- **Task brief**
Collect each line containing "close".

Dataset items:

################

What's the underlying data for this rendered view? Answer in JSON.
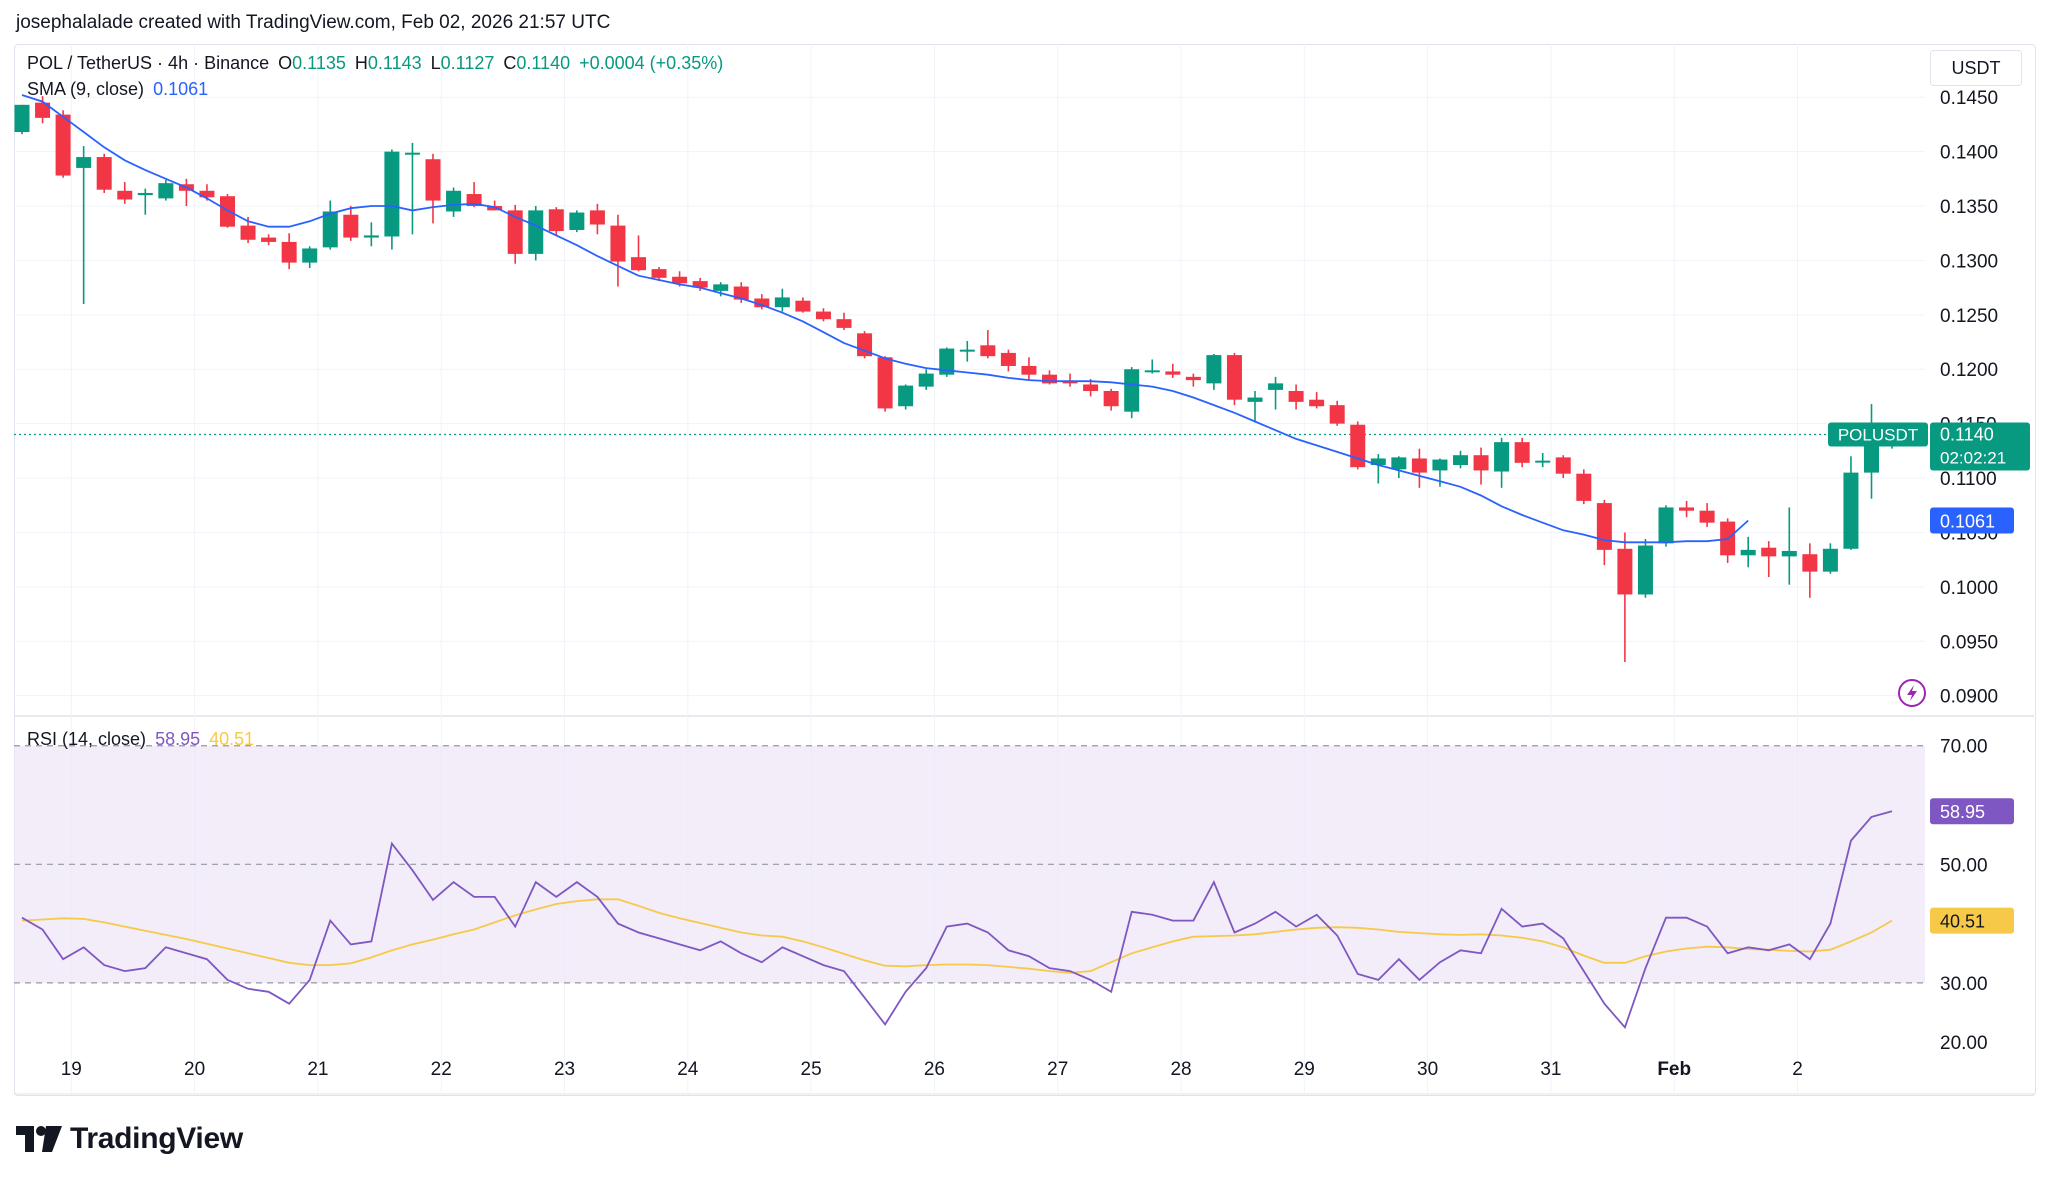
{
  "credit": "josephalalade created with TradingView.com, Feb 02, 2026 21:57 UTC",
  "main_legend": {
    "symbol": "POL / TetherUS · 4h · Binance",
    "o_key": "O",
    "o_val": "0.1135",
    "h_key": "H",
    "h_val": "0.1143",
    "l_key": "L",
    "l_val": "0.1127",
    "c_key": "C",
    "c_val": "0.1140",
    "change": "+0.0004 (+0.35%)"
  },
  "sma_legend": {
    "label": "SMA (9, close)",
    "value": "0.1061"
  },
  "rsi_legend": {
    "label": "RSI (14, close)",
    "value": "58.95",
    "ma_value": "40.51"
  },
  "currency": "USDT",
  "logo_text": "TradingView",
  "colors": {
    "up": "#089981",
    "down": "#f23645",
    "sma": "#2962ff",
    "rsi": "#7e57c2",
    "rsi_ma": "#f7c948",
    "band_fill": "#ede7f6"
  },
  "price_tag": {
    "symbol": "POLUSDT",
    "price": "0.1140",
    "countdown": "02:02:21"
  },
  "sma_tag": "0.1061",
  "rsi_tag": "58.95",
  "rsi_ma_tag": "40.51",
  "chart_data": [
    {
      "type": "candlestick",
      "title": "POL / TetherUS · 4h · Binance",
      "y_unit": "USDT",
      "x_ticks": [
        "19",
        "20",
        "21",
        "22",
        "23",
        "24",
        "25",
        "26",
        "27",
        "28",
        "29",
        "30",
        "31",
        "Feb",
        "2"
      ],
      "y_ticks": [
        "0.0900",
        "0.0950",
        "0.1000",
        "0.1050",
        "0.1100",
        "0.1150",
        "0.1200",
        "0.1250",
        "0.1300",
        "0.1350",
        "0.1400",
        "0.1450"
      ],
      "ylim": [
        0.0885,
        0.1475
      ],
      "candles": [
        [
          0.1418,
          0.1443,
          0.1416,
          0.1443
        ],
        [
          0.1445,
          0.1451,
          0.1426,
          0.1431
        ],
        [
          0.1434,
          0.1438,
          0.1376,
          0.1378
        ],
        [
          0.1385,
          0.1405,
          0.126,
          0.1395
        ],
        [
          0.1395,
          0.1398,
          0.1362,
          0.1365
        ],
        [
          0.1364,
          0.1372,
          0.1352,
          0.1356
        ],
        [
          0.136,
          0.1366,
          0.1342,
          0.1362
        ],
        [
          0.1357,
          0.1374,
          0.1355,
          0.1371
        ],
        [
          0.137,
          0.1375,
          0.135,
          0.1364
        ],
        [
          0.1364,
          0.137,
          0.1355,
          0.1358
        ],
        [
          0.1359,
          0.1361,
          0.133,
          0.1331
        ],
        [
          0.1332,
          0.134,
          0.1316,
          0.1319
        ],
        [
          0.1321,
          0.1324,
          0.1314,
          0.1317
        ],
        [
          0.1317,
          0.1325,
          0.1292,
          0.1298
        ],
        [
          0.1298,
          0.1313,
          0.1293,
          0.1311
        ],
        [
          0.1312,
          0.1355,
          0.131,
          0.1345
        ],
        [
          0.1342,
          0.135,
          0.1318,
          0.1321
        ],
        [
          0.1321,
          0.1335,
          0.1313,
          0.1323
        ],
        [
          0.1322,
          0.1402,
          0.131,
          0.14
        ],
        [
          0.1399,
          0.1408,
          0.1324,
          0.1399
        ],
        [
          0.1393,
          0.1398,
          0.1334,
          0.1355
        ],
        [
          0.1345,
          0.1367,
          0.134,
          0.1364
        ],
        [
          0.1361,
          0.1372,
          0.1349,
          0.135
        ],
        [
          0.135,
          0.1355,
          0.1346,
          0.1346
        ],
        [
          0.1346,
          0.1351,
          0.1297,
          0.1306
        ],
        [
          0.1306,
          0.135,
          0.13,
          0.1346
        ],
        [
          0.1347,
          0.1349,
          0.1323,
          0.1327
        ],
        [
          0.1328,
          0.1346,
          0.1326,
          0.1344
        ],
        [
          0.1346,
          0.1352,
          0.1324,
          0.1333
        ],
        [
          0.1332,
          0.1342,
          0.1276,
          0.1299
        ],
        [
          0.1303,
          0.1323,
          0.129,
          0.1291
        ],
        [
          0.1292,
          0.1294,
          0.1281,
          0.1284
        ],
        [
          0.1285,
          0.129,
          0.1276,
          0.1279
        ],
        [
          0.1281,
          0.1284,
          0.1272,
          0.1275
        ],
        [
          0.1272,
          0.128,
          0.1267,
          0.1278
        ],
        [
          0.1276,
          0.128,
          0.1261,
          0.1264
        ],
        [
          0.1265,
          0.1269,
          0.1255,
          0.1257
        ],
        [
          0.1257,
          0.1274,
          0.1253,
          0.1266
        ],
        [
          0.1263,
          0.1266,
          0.1252,
          0.1253
        ],
        [
          0.1253,
          0.1256,
          0.1244,
          0.1246
        ],
        [
          0.1246,
          0.1252,
          0.1236,
          0.1238
        ],
        [
          0.1233,
          0.1235,
          0.121,
          0.1212
        ],
        [
          0.1211,
          0.1212,
          0.1161,
          0.1164
        ],
        [
          0.1166,
          0.1186,
          0.1163,
          0.1185
        ],
        [
          0.1184,
          0.12,
          0.1181,
          0.1196
        ],
        [
          0.1195,
          0.122,
          0.1193,
          0.1219
        ],
        [
          0.1217,
          0.1226,
          0.1207,
          0.1218
        ],
        [
          0.1222,
          0.1236,
          0.121,
          0.1212
        ],
        [
          0.1215,
          0.1218,
          0.1198,
          0.1203
        ],
        [
          0.1203,
          0.1211,
          0.119,
          0.1195
        ],
        [
          0.1195,
          0.1199,
          0.1186,
          0.1187
        ],
        [
          0.1189,
          0.1196,
          0.1184,
          0.1187
        ],
        [
          0.1186,
          0.1191,
          0.1175,
          0.118
        ],
        [
          0.118,
          0.1182,
          0.1162,
          0.1166
        ],
        [
          0.1161,
          0.1202,
          0.1155,
          0.12
        ],
        [
          0.1199,
          0.1209,
          0.1196,
          0.1199
        ],
        [
          0.1198,
          0.1205,
          0.1192,
          0.1195
        ],
        [
          0.1193,
          0.1196,
          0.1184,
          0.119
        ],
        [
          0.1187,
          0.1214,
          0.1181,
          0.1213
        ],
        [
          0.1213,
          0.1215,
          0.1167,
          0.1172
        ],
        [
          0.117,
          0.118,
          0.1151,
          0.1174
        ],
        [
          0.1181,
          0.1193,
          0.1163,
          0.1187
        ],
        [
          0.118,
          0.1186,
          0.1163,
          0.117
        ],
        [
          0.1172,
          0.1179,
          0.1164,
          0.1166
        ],
        [
          0.1167,
          0.1171,
          0.1148,
          0.115
        ],
        [
          0.1149,
          0.1152,
          0.1108,
          0.111
        ],
        [
          0.1112,
          0.1122,
          0.1095,
          0.1118
        ],
        [
          0.1108,
          0.112,
          0.11,
          0.1119
        ],
        [
          0.1118,
          0.1127,
          0.1091,
          0.1105
        ],
        [
          0.1107,
          0.1118,
          0.1092,
          0.1117
        ],
        [
          0.1112,
          0.1125,
          0.1109,
          0.1121
        ],
        [
          0.1121,
          0.1128,
          0.1094,
          0.1107
        ],
        [
          0.1106,
          0.1137,
          0.1091,
          0.1133
        ],
        [
          0.1133,
          0.1137,
          0.111,
          0.1114
        ],
        [
          0.1116,
          0.1123,
          0.111,
          0.1116
        ],
        [
          0.1119,
          0.1121,
          0.11,
          0.1104
        ],
        [
          0.1104,
          0.1108,
          0.1076,
          0.1079
        ],
        [
          0.1077,
          0.108,
          0.102,
          0.1034
        ],
        [
          0.1035,
          0.105,
          0.0931,
          0.0993
        ],
        [
          0.0993,
          0.1044,
          0.099,
          0.1038
        ],
        [
          0.104,
          0.1075,
          0.1037,
          0.1073
        ],
        [
          0.1073,
          0.1079,
          0.1064,
          0.107
        ],
        [
          0.107,
          0.1077,
          0.1055,
          0.1059
        ],
        [
          0.106,
          0.1063,
          0.1022,
          0.1029
        ],
        [
          0.1029,
          0.1046,
          0.1018,
          0.1034
        ],
        [
          0.1036,
          0.1042,
          0.1009,
          0.1028
        ],
        [
          0.1028,
          0.1073,
          0.1002,
          0.1033
        ],
        [
          0.103,
          0.104,
          0.099,
          0.1014
        ],
        [
          0.1014,
          0.104,
          0.1012,
          0.1035
        ],
        [
          0.1035,
          0.112,
          0.1034,
          0.1105
        ],
        [
          0.1105,
          0.1168,
          0.1081,
          0.1135
        ],
        [
          0.1135,
          0.1143,
          0.1127,
          0.114
        ]
      ],
      "sma": {
        "name": "SMA (9, close)",
        "values": [
          0.1452,
          0.1446,
          0.1432,
          0.1418,
          0.1404,
          0.1392,
          0.1383,
          0.1375,
          0.1367,
          0.1357,
          0.1346,
          0.1336,
          0.1331,
          0.1331,
          0.1336,
          0.1343,
          0.1348,
          0.135,
          0.135,
          0.1346,
          0.1349,
          0.1351,
          0.1352,
          0.1349,
          0.134,
          0.1332,
          0.1323,
          0.1314,
          0.1304,
          0.1295,
          0.1286,
          0.1282,
          0.1278,
          0.1275,
          0.127,
          0.1265,
          0.1259,
          0.1252,
          0.1244,
          0.1234,
          0.1224,
          0.1217,
          0.121,
          0.1205,
          0.1201,
          0.1199,
          0.1197,
          0.1195,
          0.1192,
          0.119,
          0.1189,
          0.1189,
          0.1189,
          0.1188,
          0.1186,
          0.1184,
          0.118,
          0.1174,
          0.1167,
          0.116,
          0.1152,
          0.1144,
          0.1136,
          0.113,
          0.1124,
          0.1118,
          0.1112,
          0.1107,
          0.1102,
          0.1097,
          0.1092,
          0.1084,
          0.1074,
          0.1066,
          0.1059,
          0.1052,
          0.1048,
          0.1043,
          0.1041,
          0.1041,
          0.1041,
          0.1042,
          0.1042,
          0.1044,
          0.1061
        ]
      },
      "last_price": 0.114
    },
    {
      "type": "line",
      "title": "RSI (14, close)",
      "y_ticks": [
        "20.00",
        "30.00",
        "50.00",
        "70.00"
      ],
      "ylim": [
        17,
        74
      ],
      "band": [
        30,
        70
      ],
      "midline": 50,
      "series": [
        {
          "name": "RSI (14, close)",
          "values": [
            41,
            39,
            34,
            36,
            33,
            32,
            32.5,
            36,
            35,
            34,
            30.5,
            29,
            28.5,
            26.5,
            30.5,
            40.5,
            36.5,
            37,
            53.5,
            49,
            44,
            47,
            44.5,
            44.5,
            39.5,
            47,
            44.5,
            47,
            44.5,
            40,
            38.5,
            37.5,
            36.5,
            35.5,
            37,
            35,
            33.5,
            36,
            34.5,
            33,
            32,
            27.5,
            23,
            28.5,
            32.5,
            39.5,
            40,
            38.5,
            35.5,
            34.5,
            32.5,
            32,
            30.5,
            28.5,
            42,
            41.5,
            40.5,
            40.5,
            47,
            38.5,
            40,
            42,
            39.5,
            41.5,
            38,
            31.5,
            30.5,
            34,
            30.5,
            33.5,
            35.5,
            35,
            42.5,
            39.5,
            40,
            37.5,
            32,
            26.5,
            22.5,
            32.5,
            41,
            41,
            39.5,
            35,
            36,
            35.5,
            36.5,
            34,
            40,
            54,
            58,
            58.95
          ]
        },
        {
          "name": "RSI MA",
          "values": [
            40.5,
            40.7,
            40.9,
            40.8,
            40.2,
            39.5,
            38.8,
            38.1,
            37.4,
            36.6,
            35.8,
            35.0,
            34.2,
            33.4,
            33.0,
            33.0,
            33.3,
            34.3,
            35.5,
            36.5,
            37.3,
            38.2,
            39.0,
            40.2,
            41.4,
            42.4,
            43.3,
            43.8,
            44.1,
            44.1,
            43.0,
            41.8,
            40.9,
            40.1,
            39.3,
            38.5,
            38.0,
            37.8,
            37.0,
            36.0,
            34.9,
            33.8,
            32.9,
            32.8,
            33.0,
            33.1,
            33.1,
            33.0,
            32.7,
            32.4,
            32.0,
            31.7,
            32.0,
            33.5,
            35.0,
            36.0,
            37.0,
            37.8,
            37.9,
            38.0,
            38.2,
            38.6,
            39.0,
            39.3,
            39.4,
            39.3,
            39.0,
            38.6,
            38.4,
            38.2,
            38.1,
            38.2,
            38.0,
            37.6,
            37.0,
            36.0,
            34.6,
            33.4,
            33.4,
            34.5,
            35.3,
            35.8,
            36.1,
            36.0,
            35.7,
            35.6,
            35.4,
            35.3,
            35.6,
            37.0,
            38.5,
            40.51
          ]
        }
      ]
    }
  ]
}
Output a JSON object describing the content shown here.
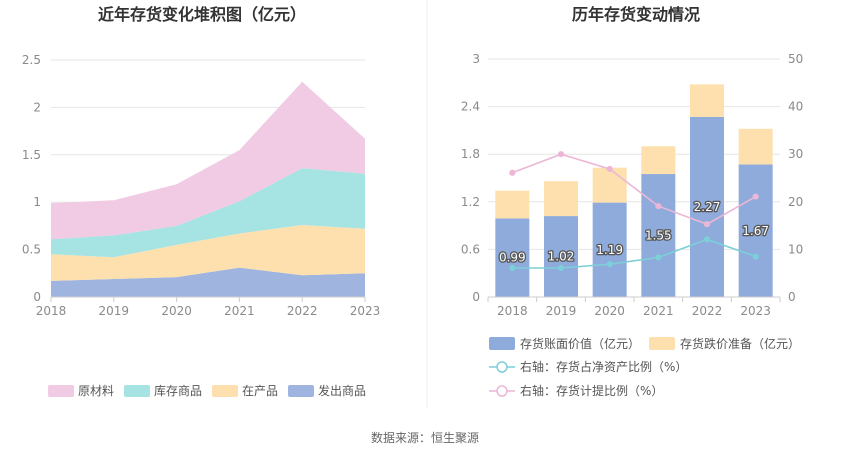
{
  "source": "数据来源：恒生聚源",
  "chart_data": [
    {
      "type": "area",
      "stacked": true,
      "title": "近年存货变化堆积图（亿元）",
      "categories": [
        "2018",
        "2019",
        "2020",
        "2021",
        "2022",
        "2023"
      ],
      "ylim": [
        0,
        2.5
      ],
      "yticks": [
        "0",
        "0.5",
        "1",
        "1.5",
        "2",
        "2.5"
      ],
      "grid": true,
      "legend_position": "bottom",
      "series": [
        {
          "name": "发出商品",
          "color": "#9fb5e0",
          "values": [
            0.17,
            0.19,
            0.21,
            0.31,
            0.23,
            0.25
          ]
        },
        {
          "name": "在产品",
          "color": "#fde0ae",
          "values": [
            0.28,
            0.23,
            0.34,
            0.36,
            0.53,
            0.47
          ]
        },
        {
          "name": "库存商品",
          "color": "#a6e3e3",
          "values": [
            0.16,
            0.23,
            0.2,
            0.34,
            0.6,
            0.58
          ]
        },
        {
          "name": "原材料",
          "color": "#f1cae3",
          "values": [
            0.38,
            0.37,
            0.44,
            0.54,
            0.91,
            0.37
          ]
        }
      ],
      "legend_order": [
        "原材料",
        "库存商品",
        "在产品",
        "发出商品"
      ]
    },
    {
      "type": "bar",
      "stacked": true,
      "title": "历年存货变动情况",
      "categories": [
        "2018",
        "2019",
        "2020",
        "2021",
        "2022",
        "2023"
      ],
      "ylim": [
        0,
        3
      ],
      "yticks": [
        "0",
        "0.6",
        "1.2",
        "1.8",
        "2.4",
        "3"
      ],
      "y2lim": [
        0,
        50
      ],
      "y2ticks": [
        "0",
        "10",
        "20",
        "30",
        "40",
        "50"
      ],
      "grid": true,
      "legend_position": "bottom",
      "bars": [
        {
          "name": "存货账面价值（亿元）",
          "color": "#8eabdb",
          "values": [
            0.99,
            1.02,
            1.19,
            1.55,
            2.27,
            1.67
          ],
          "labels": [
            "0.99",
            "1.02",
            "1.19",
            "1.55",
            "2.27",
            "1.67"
          ]
        },
        {
          "name": "存货跌价准备（亿元）",
          "color": "#fde0ae",
          "values": [
            0.35,
            0.44,
            0.44,
            0.35,
            0.41,
            0.45
          ]
        }
      ],
      "lines": [
        {
          "name": "右轴：存货占净资产比例（%）",
          "color": "#7dcfd8",
          "axis": "right",
          "values": [
            6.1,
            6.1,
            6.9,
            8.3,
            12.1,
            8.5
          ]
        },
        {
          "name": "右轴：存货计提比例（%）",
          "color": "#ecb7d6",
          "axis": "right",
          "values": [
            26.1,
            30.0,
            26.9,
            19.1,
            15.3,
            21.1
          ]
        }
      ]
    }
  ]
}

################

- **The response**
    "label": "SMA (9, close)",
    "label": "RSI (14, close)",
        "name": "SMA (9, close)",
      "title": "RSI (14, close)",
          "name": "RSI (14, close)",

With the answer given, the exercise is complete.